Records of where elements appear

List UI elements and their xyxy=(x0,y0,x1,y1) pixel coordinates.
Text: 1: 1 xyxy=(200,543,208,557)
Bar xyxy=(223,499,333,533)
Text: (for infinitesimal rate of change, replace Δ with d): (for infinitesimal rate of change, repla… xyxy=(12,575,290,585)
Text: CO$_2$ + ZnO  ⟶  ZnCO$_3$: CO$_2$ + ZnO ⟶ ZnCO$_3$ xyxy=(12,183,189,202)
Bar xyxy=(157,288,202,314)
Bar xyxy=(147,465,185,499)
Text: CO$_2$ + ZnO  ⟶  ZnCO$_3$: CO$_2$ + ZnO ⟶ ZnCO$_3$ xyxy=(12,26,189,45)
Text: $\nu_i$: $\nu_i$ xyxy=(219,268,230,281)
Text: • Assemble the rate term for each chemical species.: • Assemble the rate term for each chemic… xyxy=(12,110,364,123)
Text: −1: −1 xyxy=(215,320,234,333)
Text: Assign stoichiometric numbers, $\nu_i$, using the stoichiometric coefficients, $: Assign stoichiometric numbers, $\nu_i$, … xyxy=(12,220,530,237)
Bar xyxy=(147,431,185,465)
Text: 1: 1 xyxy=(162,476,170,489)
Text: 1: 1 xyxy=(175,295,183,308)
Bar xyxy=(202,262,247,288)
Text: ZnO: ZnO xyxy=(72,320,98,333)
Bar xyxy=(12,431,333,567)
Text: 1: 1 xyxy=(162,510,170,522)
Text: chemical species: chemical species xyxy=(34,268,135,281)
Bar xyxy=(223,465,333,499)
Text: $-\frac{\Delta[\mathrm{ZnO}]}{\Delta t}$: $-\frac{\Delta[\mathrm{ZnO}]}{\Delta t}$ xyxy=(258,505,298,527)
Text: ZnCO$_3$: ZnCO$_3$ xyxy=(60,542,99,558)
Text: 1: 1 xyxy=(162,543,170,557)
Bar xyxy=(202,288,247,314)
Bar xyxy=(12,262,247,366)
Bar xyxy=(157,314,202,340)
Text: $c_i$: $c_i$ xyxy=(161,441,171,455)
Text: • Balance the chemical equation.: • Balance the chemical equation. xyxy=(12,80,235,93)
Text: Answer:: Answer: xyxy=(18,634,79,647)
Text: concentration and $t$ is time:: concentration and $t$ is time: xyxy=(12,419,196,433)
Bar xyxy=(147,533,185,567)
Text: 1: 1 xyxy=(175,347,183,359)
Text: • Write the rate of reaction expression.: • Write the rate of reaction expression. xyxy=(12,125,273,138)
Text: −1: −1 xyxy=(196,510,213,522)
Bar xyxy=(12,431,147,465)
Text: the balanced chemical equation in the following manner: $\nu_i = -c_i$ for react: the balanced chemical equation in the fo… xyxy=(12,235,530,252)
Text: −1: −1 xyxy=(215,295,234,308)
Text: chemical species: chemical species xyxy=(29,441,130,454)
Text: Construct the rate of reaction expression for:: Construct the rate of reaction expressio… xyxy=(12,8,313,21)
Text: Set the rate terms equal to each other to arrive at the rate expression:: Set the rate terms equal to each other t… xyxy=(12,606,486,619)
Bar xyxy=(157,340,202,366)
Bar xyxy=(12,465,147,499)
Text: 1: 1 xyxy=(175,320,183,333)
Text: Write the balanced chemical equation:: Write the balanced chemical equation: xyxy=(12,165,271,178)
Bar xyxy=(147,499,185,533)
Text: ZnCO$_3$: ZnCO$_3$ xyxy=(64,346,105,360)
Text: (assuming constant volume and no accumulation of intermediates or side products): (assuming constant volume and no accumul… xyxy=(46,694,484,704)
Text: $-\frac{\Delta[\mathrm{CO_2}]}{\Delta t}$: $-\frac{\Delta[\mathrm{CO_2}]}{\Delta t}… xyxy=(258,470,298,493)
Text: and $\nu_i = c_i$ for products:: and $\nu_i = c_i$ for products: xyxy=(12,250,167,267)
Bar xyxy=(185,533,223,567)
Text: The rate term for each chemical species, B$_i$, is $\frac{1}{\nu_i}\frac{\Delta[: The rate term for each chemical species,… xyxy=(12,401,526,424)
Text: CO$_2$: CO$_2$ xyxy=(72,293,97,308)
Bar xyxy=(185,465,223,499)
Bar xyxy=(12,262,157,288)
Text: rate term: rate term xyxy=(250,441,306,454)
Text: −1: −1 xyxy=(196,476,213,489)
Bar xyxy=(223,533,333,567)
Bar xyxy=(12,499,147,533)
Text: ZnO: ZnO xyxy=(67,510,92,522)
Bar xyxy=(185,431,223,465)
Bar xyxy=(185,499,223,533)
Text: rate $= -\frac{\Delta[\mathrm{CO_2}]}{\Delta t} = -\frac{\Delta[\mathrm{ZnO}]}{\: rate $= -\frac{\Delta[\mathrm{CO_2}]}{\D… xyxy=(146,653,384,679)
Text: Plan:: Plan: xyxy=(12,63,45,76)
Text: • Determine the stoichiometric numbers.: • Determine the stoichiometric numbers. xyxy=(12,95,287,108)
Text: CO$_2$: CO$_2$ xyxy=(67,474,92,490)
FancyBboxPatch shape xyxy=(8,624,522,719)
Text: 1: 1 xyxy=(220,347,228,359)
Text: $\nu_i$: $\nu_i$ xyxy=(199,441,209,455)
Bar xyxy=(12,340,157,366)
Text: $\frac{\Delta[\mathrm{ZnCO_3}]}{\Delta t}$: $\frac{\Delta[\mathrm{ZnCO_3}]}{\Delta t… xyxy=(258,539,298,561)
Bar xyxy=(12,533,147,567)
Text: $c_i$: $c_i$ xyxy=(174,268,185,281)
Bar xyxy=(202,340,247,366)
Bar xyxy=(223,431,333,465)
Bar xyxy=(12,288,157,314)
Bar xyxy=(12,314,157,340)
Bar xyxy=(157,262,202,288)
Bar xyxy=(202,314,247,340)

> [What the task requires]
Update the records by replacing every "Bar" with "Rectangle" and keeping everything else the same.

> [Completed task]
List UI elements and their xyxy=(x0,y0,x1,y1) pixel coordinates.
Text: 1: 1 xyxy=(200,543,208,557)
Rectangle xyxy=(223,499,333,533)
Text: (for infinitesimal rate of change, replace Δ with d): (for infinitesimal rate of change, repla… xyxy=(12,575,290,585)
Text: CO$_2$ + ZnO  ⟶  ZnCO$_3$: CO$_2$ + ZnO ⟶ ZnCO$_3$ xyxy=(12,183,189,202)
Rectangle xyxy=(157,288,202,314)
Rectangle xyxy=(147,465,185,499)
Text: CO$_2$ + ZnO  ⟶  ZnCO$_3$: CO$_2$ + ZnO ⟶ ZnCO$_3$ xyxy=(12,26,189,45)
Text: $\nu_i$: $\nu_i$ xyxy=(219,268,230,281)
Text: • Assemble the rate term for each chemical species.: • Assemble the rate term for each chemic… xyxy=(12,110,364,123)
Text: −1: −1 xyxy=(215,320,234,333)
Text: Assign stoichiometric numbers, $\nu_i$, using the stoichiometric coefficients, $: Assign stoichiometric numbers, $\nu_i$, … xyxy=(12,220,530,237)
Rectangle xyxy=(147,431,185,465)
Text: 1: 1 xyxy=(162,476,170,489)
Text: 1: 1 xyxy=(175,295,183,308)
Rectangle xyxy=(202,262,247,288)
Text: ZnO: ZnO xyxy=(72,320,98,333)
Rectangle xyxy=(12,431,333,567)
Text: 1: 1 xyxy=(162,510,170,522)
Text: chemical species: chemical species xyxy=(34,268,135,281)
Rectangle xyxy=(223,465,333,499)
Text: $-\frac{\Delta[\mathrm{ZnO}]}{\Delta t}$: $-\frac{\Delta[\mathrm{ZnO}]}{\Delta t}$ xyxy=(258,505,298,527)
Text: ZnCO$_3$: ZnCO$_3$ xyxy=(60,542,99,558)
Text: 1: 1 xyxy=(162,543,170,557)
Rectangle xyxy=(202,288,247,314)
Rectangle xyxy=(12,262,247,366)
Rectangle xyxy=(157,314,202,340)
Text: $c_i$: $c_i$ xyxy=(161,441,171,455)
Text: • Balance the chemical equation.: • Balance the chemical equation. xyxy=(12,80,235,93)
Text: Answer:: Answer: xyxy=(18,634,79,647)
Text: concentration and $t$ is time:: concentration and $t$ is time: xyxy=(12,419,196,433)
Rectangle xyxy=(147,533,185,567)
Text: 1: 1 xyxy=(175,347,183,359)
Text: • Write the rate of reaction expression.: • Write the rate of reaction expression. xyxy=(12,125,273,138)
Text: −1: −1 xyxy=(196,510,213,522)
Rectangle xyxy=(12,431,147,465)
Text: the balanced chemical equation in the following manner: $\nu_i = -c_i$ for react: the balanced chemical equation in the fo… xyxy=(12,235,530,252)
Text: −1: −1 xyxy=(215,295,234,308)
Text: chemical species: chemical species xyxy=(29,441,130,454)
Text: Construct the rate of reaction expression for:: Construct the rate of reaction expressio… xyxy=(12,8,313,21)
Text: Set the rate terms equal to each other to arrive at the rate expression:: Set the rate terms equal to each other t… xyxy=(12,606,486,619)
Rectangle xyxy=(157,340,202,366)
Rectangle xyxy=(12,465,147,499)
Text: 1: 1 xyxy=(175,320,183,333)
Text: Write the balanced chemical equation:: Write the balanced chemical equation: xyxy=(12,165,271,178)
Rectangle xyxy=(147,499,185,533)
Text: ZnCO$_3$: ZnCO$_3$ xyxy=(64,346,105,360)
Text: (assuming constant volume and no accumulation of intermediates or side products): (assuming constant volume and no accumul… xyxy=(46,694,484,704)
Text: $-\frac{\Delta[\mathrm{CO_2}]}{\Delta t}$: $-\frac{\Delta[\mathrm{CO_2}]}{\Delta t}… xyxy=(258,470,298,493)
Text: and $\nu_i = c_i$ for products:: and $\nu_i = c_i$ for products: xyxy=(12,250,167,267)
Rectangle xyxy=(185,533,223,567)
Text: The rate term for each chemical species, B$_i$, is $\frac{1}{\nu_i}\frac{\Delta[: The rate term for each chemical species,… xyxy=(12,401,526,424)
Text: CO$_2$: CO$_2$ xyxy=(72,293,97,308)
Rectangle xyxy=(185,465,223,499)
Rectangle xyxy=(12,262,157,288)
Text: rate term: rate term xyxy=(250,441,306,454)
Text: −1: −1 xyxy=(196,476,213,489)
Rectangle xyxy=(223,533,333,567)
Rectangle xyxy=(12,499,147,533)
Text: ZnO: ZnO xyxy=(67,510,92,522)
Rectangle xyxy=(185,431,223,465)
Rectangle xyxy=(185,499,223,533)
Text: rate $= -\frac{\Delta[\mathrm{CO_2}]}{\Delta t} = -\frac{\Delta[\mathrm{ZnO}]}{\: rate $= -\frac{\Delta[\mathrm{CO_2}]}{\D… xyxy=(146,653,384,679)
Text: Plan:: Plan: xyxy=(12,63,45,76)
Text: • Determine the stoichiometric numbers.: • Determine the stoichiometric numbers. xyxy=(12,95,287,108)
Text: CO$_2$: CO$_2$ xyxy=(67,474,92,490)
FancyBboxPatch shape xyxy=(8,624,522,719)
Text: 1: 1 xyxy=(220,347,228,359)
Text: $\nu_i$: $\nu_i$ xyxy=(199,441,209,455)
Rectangle xyxy=(12,340,157,366)
Text: $\frac{\Delta[\mathrm{ZnCO_3}]}{\Delta t}$: $\frac{\Delta[\mathrm{ZnCO_3}]}{\Delta t… xyxy=(258,539,298,561)
Rectangle xyxy=(12,533,147,567)
Text: $c_i$: $c_i$ xyxy=(174,268,185,281)
Rectangle xyxy=(202,340,247,366)
Rectangle xyxy=(223,431,333,465)
Rectangle xyxy=(12,288,157,314)
Rectangle xyxy=(12,314,157,340)
Rectangle xyxy=(157,262,202,288)
Rectangle xyxy=(202,314,247,340)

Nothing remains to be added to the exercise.